* Requirements: Find the word "United" in the material below and gather every line that contains it.

* Exercise inputs:

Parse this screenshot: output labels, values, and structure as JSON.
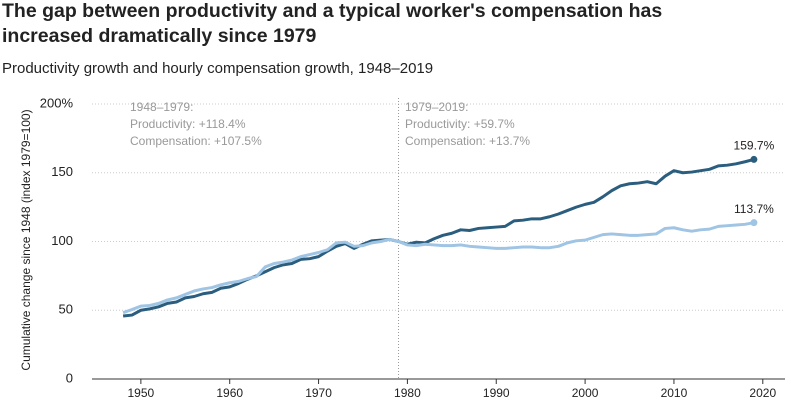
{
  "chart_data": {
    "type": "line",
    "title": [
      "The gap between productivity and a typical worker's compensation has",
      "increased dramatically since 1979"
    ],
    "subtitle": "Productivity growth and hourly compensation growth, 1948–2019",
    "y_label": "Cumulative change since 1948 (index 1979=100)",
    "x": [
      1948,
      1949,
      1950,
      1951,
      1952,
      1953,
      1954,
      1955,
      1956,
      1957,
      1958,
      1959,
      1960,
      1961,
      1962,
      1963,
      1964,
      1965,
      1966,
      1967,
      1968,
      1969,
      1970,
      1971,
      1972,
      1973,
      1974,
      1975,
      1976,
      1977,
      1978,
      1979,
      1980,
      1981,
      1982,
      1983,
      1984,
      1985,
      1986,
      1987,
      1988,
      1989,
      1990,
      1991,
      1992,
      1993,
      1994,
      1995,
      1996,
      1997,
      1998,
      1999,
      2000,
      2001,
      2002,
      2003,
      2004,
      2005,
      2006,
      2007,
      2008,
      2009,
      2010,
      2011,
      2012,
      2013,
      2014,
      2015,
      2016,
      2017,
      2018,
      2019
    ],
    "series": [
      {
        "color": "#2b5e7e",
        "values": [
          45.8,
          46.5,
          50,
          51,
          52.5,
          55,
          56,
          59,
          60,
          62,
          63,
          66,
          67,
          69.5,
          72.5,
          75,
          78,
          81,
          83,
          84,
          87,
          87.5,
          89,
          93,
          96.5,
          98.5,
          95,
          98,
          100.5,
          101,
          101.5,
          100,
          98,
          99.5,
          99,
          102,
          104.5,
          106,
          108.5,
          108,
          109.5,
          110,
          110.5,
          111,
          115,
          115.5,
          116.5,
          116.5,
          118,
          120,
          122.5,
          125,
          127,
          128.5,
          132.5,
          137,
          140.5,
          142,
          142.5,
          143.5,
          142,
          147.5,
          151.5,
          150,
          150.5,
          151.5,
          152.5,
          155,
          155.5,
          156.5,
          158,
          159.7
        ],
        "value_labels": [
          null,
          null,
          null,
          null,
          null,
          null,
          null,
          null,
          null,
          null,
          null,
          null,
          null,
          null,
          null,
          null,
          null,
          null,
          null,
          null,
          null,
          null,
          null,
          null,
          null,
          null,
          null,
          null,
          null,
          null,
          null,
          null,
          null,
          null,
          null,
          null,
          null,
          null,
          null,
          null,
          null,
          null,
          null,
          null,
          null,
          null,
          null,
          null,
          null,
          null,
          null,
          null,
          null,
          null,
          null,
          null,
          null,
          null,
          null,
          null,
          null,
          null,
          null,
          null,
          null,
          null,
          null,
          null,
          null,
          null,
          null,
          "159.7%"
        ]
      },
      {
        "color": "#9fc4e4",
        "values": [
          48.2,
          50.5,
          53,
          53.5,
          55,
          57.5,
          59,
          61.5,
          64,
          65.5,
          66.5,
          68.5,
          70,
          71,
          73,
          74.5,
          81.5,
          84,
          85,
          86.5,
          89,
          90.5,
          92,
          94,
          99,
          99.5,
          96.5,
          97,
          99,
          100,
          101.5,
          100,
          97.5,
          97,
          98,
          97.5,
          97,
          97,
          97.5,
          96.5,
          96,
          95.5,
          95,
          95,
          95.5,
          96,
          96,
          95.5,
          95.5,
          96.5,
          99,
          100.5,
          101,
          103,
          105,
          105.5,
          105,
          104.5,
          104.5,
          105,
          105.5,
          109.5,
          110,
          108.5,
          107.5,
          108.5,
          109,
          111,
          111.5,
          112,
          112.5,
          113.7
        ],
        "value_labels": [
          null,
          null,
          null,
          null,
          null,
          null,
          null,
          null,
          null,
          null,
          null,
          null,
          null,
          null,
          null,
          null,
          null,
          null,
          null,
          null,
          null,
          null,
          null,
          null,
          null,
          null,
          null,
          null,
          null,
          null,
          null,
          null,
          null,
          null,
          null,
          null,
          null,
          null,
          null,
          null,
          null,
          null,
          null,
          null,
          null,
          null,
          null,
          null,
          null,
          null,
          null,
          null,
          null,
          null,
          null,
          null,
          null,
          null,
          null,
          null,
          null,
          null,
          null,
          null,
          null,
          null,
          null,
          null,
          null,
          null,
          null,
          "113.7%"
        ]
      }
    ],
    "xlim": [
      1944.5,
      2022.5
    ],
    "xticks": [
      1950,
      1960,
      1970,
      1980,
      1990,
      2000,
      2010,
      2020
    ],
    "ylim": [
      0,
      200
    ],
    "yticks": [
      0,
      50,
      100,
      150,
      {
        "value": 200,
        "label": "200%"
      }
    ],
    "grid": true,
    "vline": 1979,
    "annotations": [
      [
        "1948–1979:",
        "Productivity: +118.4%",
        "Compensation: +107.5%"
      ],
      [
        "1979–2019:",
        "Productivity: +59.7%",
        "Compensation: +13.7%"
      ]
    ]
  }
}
* * *
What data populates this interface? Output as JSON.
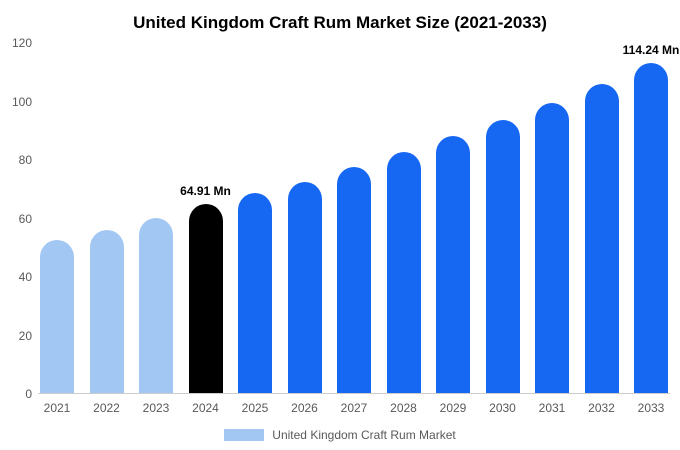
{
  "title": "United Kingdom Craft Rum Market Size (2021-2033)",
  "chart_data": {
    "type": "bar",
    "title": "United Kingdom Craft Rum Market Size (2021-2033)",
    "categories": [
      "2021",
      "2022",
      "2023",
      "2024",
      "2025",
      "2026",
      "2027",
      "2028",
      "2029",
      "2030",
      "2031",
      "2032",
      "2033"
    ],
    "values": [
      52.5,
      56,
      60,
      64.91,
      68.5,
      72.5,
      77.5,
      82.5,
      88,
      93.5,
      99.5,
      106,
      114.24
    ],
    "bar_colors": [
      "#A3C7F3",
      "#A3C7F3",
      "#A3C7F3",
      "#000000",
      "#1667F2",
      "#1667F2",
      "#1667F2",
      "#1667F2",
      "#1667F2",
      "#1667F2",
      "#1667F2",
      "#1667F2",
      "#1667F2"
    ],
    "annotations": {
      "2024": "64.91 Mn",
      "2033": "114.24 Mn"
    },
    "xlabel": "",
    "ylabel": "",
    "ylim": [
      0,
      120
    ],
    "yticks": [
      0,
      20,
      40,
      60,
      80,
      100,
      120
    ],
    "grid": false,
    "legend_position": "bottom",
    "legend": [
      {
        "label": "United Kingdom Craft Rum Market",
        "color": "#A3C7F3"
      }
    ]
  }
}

* Completed exercise:
  "title": "United Kingdom Craft Rum Market Size (2021-2033)",
    "title": "United Kingdom Craft Rum Market Size (2021-2033)",
        "label": "United Kingdom Craft Rum Market",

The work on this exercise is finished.